** SET PROBLEM **
Check every line below for the string "notice", and copy the lines that contain it.

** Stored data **

______

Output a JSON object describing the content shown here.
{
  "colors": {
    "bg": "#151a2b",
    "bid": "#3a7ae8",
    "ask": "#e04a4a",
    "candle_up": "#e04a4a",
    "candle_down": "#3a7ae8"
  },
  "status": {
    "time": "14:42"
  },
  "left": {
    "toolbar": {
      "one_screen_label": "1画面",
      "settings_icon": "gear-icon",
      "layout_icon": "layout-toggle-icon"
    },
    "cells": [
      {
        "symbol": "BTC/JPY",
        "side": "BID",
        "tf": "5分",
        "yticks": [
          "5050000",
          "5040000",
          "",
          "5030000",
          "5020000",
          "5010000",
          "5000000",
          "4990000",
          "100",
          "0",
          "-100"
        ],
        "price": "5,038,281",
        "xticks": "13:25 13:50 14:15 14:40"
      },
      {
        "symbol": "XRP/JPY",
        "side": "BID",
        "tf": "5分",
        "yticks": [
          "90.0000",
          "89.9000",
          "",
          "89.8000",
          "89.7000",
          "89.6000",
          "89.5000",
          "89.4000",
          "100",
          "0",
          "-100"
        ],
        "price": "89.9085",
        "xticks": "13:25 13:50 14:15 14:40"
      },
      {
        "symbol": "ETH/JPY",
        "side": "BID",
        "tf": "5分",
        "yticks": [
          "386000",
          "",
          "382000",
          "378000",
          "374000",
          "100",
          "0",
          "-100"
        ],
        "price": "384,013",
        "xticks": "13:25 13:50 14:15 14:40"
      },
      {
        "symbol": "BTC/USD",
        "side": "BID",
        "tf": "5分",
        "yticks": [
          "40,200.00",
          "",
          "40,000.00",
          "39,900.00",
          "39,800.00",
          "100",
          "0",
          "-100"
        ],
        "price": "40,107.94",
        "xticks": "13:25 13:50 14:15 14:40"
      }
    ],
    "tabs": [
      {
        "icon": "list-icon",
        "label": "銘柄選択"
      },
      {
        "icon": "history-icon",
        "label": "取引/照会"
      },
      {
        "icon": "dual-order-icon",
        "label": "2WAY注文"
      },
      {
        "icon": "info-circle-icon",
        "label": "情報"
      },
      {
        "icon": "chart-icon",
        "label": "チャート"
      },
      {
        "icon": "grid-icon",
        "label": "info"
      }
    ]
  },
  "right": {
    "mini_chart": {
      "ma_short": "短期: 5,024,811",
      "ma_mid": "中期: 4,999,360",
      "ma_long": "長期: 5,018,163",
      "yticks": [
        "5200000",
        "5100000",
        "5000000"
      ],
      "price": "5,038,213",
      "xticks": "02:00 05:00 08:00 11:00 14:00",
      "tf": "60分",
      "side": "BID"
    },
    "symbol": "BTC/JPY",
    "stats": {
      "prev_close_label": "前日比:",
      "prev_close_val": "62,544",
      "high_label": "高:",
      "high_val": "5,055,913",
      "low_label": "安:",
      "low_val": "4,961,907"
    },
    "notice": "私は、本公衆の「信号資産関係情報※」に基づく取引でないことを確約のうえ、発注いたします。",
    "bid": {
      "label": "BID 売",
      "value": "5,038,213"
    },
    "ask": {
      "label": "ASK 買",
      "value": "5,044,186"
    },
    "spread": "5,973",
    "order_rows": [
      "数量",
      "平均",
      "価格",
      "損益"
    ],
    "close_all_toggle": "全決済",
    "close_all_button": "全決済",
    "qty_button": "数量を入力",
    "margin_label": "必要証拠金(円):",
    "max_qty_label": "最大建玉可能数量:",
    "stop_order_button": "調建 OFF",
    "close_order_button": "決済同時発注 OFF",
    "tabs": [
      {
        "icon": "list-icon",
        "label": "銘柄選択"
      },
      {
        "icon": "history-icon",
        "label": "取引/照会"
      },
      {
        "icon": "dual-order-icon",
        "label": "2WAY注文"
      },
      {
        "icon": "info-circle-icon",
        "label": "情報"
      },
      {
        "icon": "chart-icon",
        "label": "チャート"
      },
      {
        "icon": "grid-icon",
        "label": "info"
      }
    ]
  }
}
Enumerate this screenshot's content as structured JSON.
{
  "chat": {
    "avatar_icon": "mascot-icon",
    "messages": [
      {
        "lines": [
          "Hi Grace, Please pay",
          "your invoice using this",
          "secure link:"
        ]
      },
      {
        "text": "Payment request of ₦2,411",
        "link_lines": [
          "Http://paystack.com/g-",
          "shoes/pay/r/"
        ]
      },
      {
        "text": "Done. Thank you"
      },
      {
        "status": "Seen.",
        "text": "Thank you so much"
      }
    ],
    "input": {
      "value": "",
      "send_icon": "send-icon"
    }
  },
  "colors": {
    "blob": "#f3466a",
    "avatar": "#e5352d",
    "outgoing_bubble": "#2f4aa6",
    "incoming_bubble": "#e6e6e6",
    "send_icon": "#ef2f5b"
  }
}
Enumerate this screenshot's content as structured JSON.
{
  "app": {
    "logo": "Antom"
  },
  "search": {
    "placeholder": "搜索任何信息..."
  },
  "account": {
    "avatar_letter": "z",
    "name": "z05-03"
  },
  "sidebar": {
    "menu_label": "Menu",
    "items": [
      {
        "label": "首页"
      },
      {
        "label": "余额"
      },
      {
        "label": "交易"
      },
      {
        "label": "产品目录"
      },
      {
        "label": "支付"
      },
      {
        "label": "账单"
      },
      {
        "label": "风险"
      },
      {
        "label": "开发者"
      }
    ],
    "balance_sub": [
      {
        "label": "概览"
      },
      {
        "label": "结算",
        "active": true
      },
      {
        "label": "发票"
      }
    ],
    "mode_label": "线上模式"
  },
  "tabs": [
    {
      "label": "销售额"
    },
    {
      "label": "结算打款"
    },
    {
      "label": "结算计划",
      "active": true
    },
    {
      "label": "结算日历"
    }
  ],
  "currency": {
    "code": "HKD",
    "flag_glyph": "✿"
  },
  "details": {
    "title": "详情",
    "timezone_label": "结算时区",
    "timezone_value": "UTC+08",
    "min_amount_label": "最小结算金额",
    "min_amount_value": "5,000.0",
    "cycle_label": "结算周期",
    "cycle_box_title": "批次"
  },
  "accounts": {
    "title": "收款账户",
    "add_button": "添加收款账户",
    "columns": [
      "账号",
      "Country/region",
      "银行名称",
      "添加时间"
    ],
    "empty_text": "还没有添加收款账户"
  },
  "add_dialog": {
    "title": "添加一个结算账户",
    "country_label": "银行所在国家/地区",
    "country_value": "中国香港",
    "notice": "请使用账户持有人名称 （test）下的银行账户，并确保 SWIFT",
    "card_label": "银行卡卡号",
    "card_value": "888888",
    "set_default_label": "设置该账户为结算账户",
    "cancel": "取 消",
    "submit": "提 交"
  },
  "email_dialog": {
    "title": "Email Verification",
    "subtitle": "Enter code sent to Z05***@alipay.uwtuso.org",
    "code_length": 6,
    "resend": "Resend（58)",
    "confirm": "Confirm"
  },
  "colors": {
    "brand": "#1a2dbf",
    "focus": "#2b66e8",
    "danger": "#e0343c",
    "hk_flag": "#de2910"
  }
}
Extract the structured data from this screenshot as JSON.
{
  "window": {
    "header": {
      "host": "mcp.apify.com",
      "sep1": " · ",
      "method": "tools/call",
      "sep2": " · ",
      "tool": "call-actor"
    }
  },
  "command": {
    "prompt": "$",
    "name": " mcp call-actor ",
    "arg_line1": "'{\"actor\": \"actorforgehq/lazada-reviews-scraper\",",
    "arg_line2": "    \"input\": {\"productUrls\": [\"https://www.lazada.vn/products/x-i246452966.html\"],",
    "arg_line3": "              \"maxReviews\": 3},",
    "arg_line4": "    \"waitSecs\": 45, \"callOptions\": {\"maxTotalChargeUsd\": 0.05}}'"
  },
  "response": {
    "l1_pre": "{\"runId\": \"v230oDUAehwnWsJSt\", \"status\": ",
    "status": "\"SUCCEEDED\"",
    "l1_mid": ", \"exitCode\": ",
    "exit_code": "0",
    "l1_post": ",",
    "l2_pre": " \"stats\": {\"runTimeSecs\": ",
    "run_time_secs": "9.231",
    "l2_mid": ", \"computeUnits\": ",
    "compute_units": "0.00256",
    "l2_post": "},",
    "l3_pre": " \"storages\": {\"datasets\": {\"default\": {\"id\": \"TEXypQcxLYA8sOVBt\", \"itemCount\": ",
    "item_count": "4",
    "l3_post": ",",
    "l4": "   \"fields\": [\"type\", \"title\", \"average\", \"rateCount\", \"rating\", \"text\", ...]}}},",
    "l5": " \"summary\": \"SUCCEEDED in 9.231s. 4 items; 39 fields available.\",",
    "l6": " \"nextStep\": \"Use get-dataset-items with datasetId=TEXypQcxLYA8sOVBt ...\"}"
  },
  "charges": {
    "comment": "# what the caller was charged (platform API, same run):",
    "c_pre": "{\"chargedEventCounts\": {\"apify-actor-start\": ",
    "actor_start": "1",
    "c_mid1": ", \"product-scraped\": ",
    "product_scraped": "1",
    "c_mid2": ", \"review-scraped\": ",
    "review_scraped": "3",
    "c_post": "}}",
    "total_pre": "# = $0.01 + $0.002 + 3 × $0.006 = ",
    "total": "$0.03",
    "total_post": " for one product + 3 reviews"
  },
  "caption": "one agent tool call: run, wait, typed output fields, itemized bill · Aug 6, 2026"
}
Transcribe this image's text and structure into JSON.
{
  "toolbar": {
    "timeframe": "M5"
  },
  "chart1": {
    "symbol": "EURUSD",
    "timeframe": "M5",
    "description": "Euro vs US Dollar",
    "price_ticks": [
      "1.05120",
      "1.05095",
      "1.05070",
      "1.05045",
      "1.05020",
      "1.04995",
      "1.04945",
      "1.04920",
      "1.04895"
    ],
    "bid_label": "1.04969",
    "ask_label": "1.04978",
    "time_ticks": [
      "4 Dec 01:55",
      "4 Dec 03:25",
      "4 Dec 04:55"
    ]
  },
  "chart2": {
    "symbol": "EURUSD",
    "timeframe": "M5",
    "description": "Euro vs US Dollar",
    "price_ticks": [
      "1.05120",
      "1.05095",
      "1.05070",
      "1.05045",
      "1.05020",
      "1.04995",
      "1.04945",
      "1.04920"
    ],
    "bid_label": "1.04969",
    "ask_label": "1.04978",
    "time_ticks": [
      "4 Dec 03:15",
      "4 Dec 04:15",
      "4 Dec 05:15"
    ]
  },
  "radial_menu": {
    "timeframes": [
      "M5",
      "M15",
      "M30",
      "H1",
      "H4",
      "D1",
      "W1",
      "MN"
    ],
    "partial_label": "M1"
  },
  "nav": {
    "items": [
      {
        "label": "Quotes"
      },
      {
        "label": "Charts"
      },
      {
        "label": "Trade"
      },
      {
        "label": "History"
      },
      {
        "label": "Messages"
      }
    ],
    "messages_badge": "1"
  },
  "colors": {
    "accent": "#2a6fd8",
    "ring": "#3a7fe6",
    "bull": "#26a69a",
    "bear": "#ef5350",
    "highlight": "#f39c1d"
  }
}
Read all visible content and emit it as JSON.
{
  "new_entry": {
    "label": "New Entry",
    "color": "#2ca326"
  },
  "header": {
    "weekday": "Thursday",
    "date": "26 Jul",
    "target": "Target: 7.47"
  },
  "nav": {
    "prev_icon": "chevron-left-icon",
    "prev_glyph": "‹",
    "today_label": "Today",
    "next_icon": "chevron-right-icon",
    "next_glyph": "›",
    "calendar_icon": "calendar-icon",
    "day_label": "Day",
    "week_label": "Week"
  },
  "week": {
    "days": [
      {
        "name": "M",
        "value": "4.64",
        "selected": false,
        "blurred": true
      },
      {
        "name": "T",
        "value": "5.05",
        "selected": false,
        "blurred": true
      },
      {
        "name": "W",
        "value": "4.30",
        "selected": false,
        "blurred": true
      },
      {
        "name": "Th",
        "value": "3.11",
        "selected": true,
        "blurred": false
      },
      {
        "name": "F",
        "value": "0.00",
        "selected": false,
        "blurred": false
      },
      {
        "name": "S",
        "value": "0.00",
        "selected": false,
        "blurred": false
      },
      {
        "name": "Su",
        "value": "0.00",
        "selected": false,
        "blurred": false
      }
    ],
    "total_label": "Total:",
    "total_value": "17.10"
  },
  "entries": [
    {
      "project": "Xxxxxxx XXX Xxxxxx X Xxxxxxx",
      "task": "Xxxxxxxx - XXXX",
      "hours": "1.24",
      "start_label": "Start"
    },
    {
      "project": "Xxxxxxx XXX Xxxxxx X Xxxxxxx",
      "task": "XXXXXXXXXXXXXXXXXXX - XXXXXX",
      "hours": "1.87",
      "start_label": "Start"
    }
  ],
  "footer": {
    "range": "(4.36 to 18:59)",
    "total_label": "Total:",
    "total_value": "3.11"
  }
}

______

** RESPONSE FOR THIS EXERCISE **
    "notice": "私は、本公衆の「信号資産関係情報※」に基づく取引でないことを確約のうえ、発注いたします。",
    "notice": "请使用账户持有人名称 （test）下的银行账户，并确保 SWIFT",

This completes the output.